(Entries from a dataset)
↓↓↓

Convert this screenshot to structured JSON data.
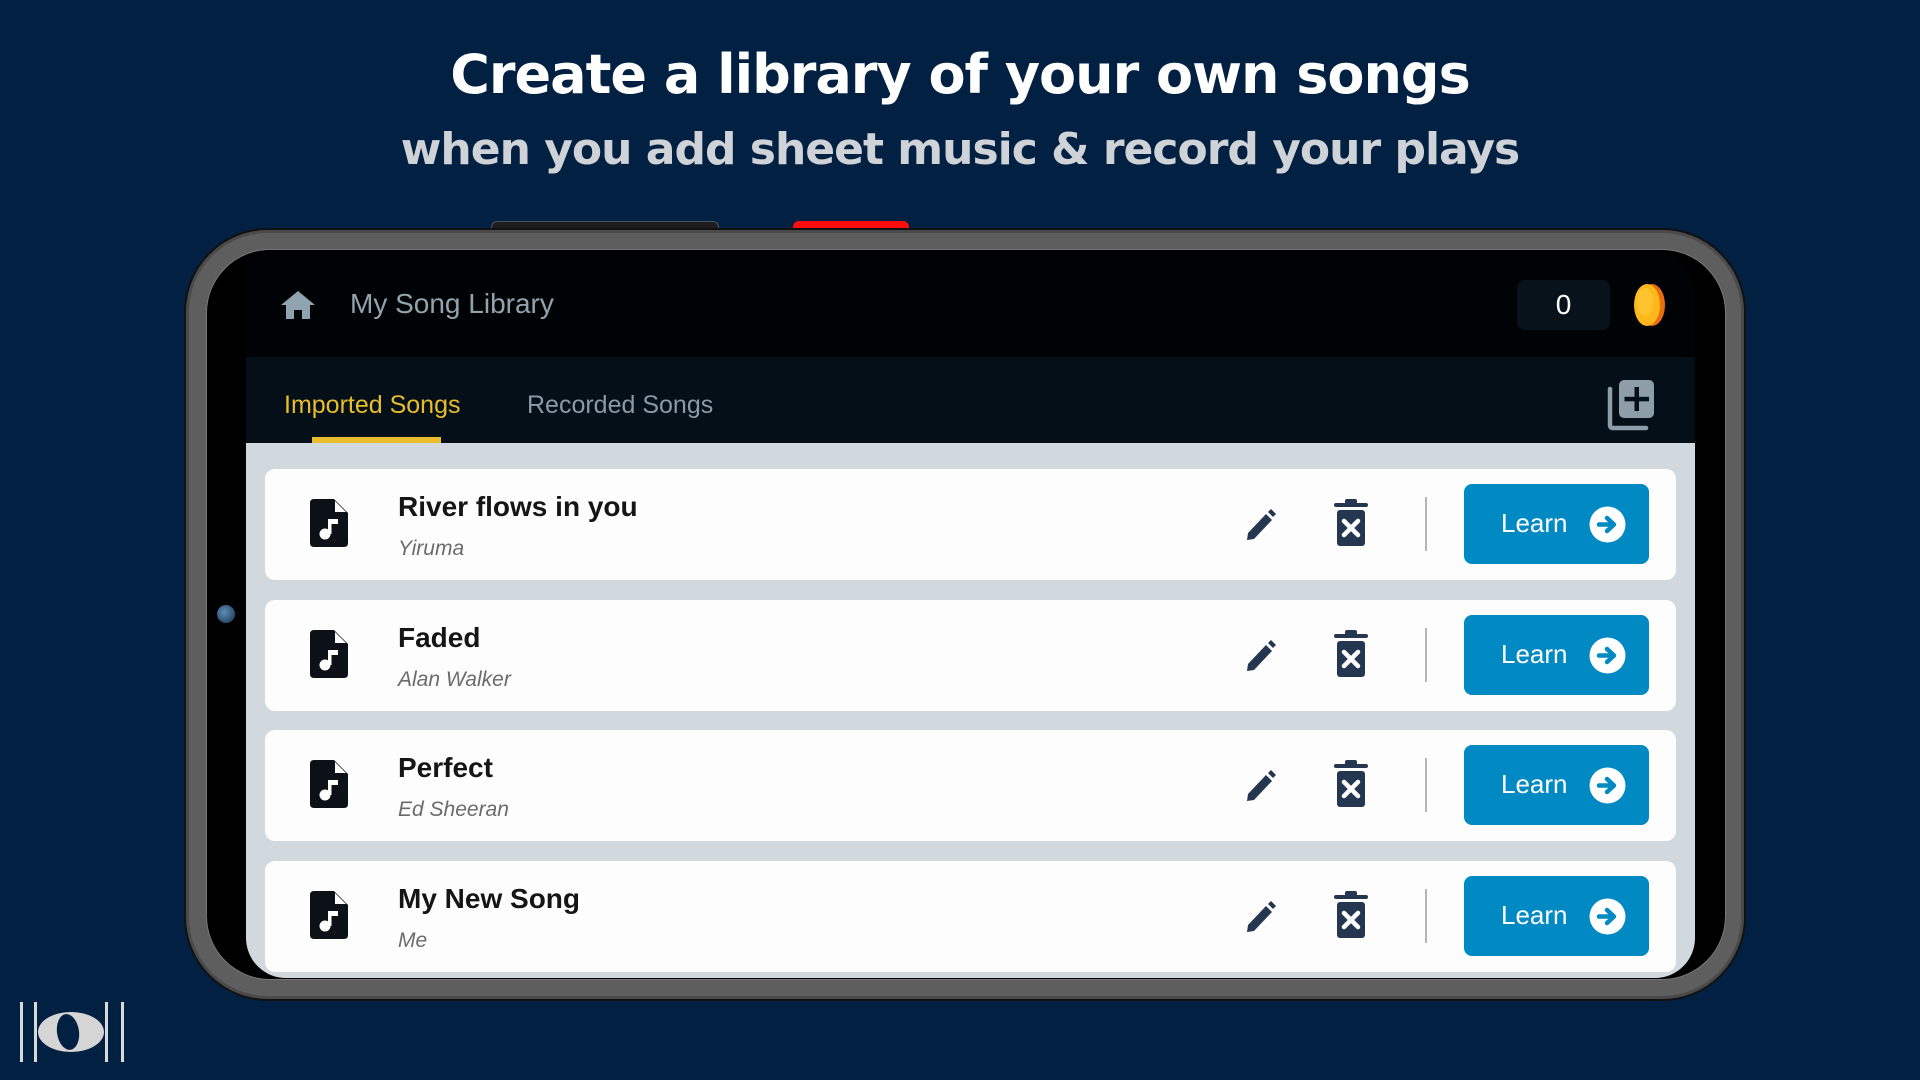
{
  "promo": {
    "headline": "Create a library of your own songs",
    "subheadline": "when you add sheet music & record your plays"
  },
  "app": {
    "title": "My Song Library",
    "home_icon": "home-icon",
    "coin_count": "0",
    "coin_icon": "coin-icon",
    "add_icon": "library-add-icon"
  },
  "tabs": [
    {
      "label": "Imported Songs",
      "active": true
    },
    {
      "label": "Recorded Songs",
      "active": false
    }
  ],
  "songs": [
    {
      "title": "River flows in you",
      "artist": "Yiruma",
      "action": "Learn"
    },
    {
      "title": "Faded",
      "artist": "Alan Walker",
      "action": "Learn"
    },
    {
      "title": "Perfect",
      "artist": "Ed Sheeran",
      "action": "Learn"
    },
    {
      "title": "My New Song",
      "artist": "Me",
      "action": "Learn"
    }
  ],
  "colors": {
    "background": "#022041",
    "accent_tab": "#e9be2c",
    "learn_button": "#0089c3",
    "icon_dark": "#253750",
    "coin": "#f7b21b"
  }
}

↑↑↑

(YOUR TASK): Pictures excluded, quote all the data above exactly.

(WRITTEN RESPONSE):
Convert this screenshot to structured JSON data.
{
  "promo": {
    "headline": "Create a library of your own songs",
    "subheadline": "when you add sheet music & record your plays"
  },
  "app": {
    "title": "My Song Library",
    "home_icon": "home-icon",
    "coin_count": "0",
    "coin_icon": "coin-icon",
    "add_icon": "library-add-icon"
  },
  "tabs": [
    {
      "label": "Imported Songs",
      "active": true
    },
    {
      "label": "Recorded Songs",
      "active": false
    }
  ],
  "songs": [
    {
      "title": "River flows in you",
      "artist": "Yiruma",
      "action": "Learn"
    },
    {
      "title": "Faded",
      "artist": "Alan Walker",
      "action": "Learn"
    },
    {
      "title": "Perfect",
      "artist": "Ed Sheeran",
      "action": "Learn"
    },
    {
      "title": "My New Song",
      "artist": "Me",
      "action": "Learn"
    }
  ],
  "colors": {
    "background": "#022041",
    "accent_tab": "#e9be2c",
    "learn_button": "#0089c3",
    "icon_dark": "#253750",
    "coin": "#f7b21b"
  }
}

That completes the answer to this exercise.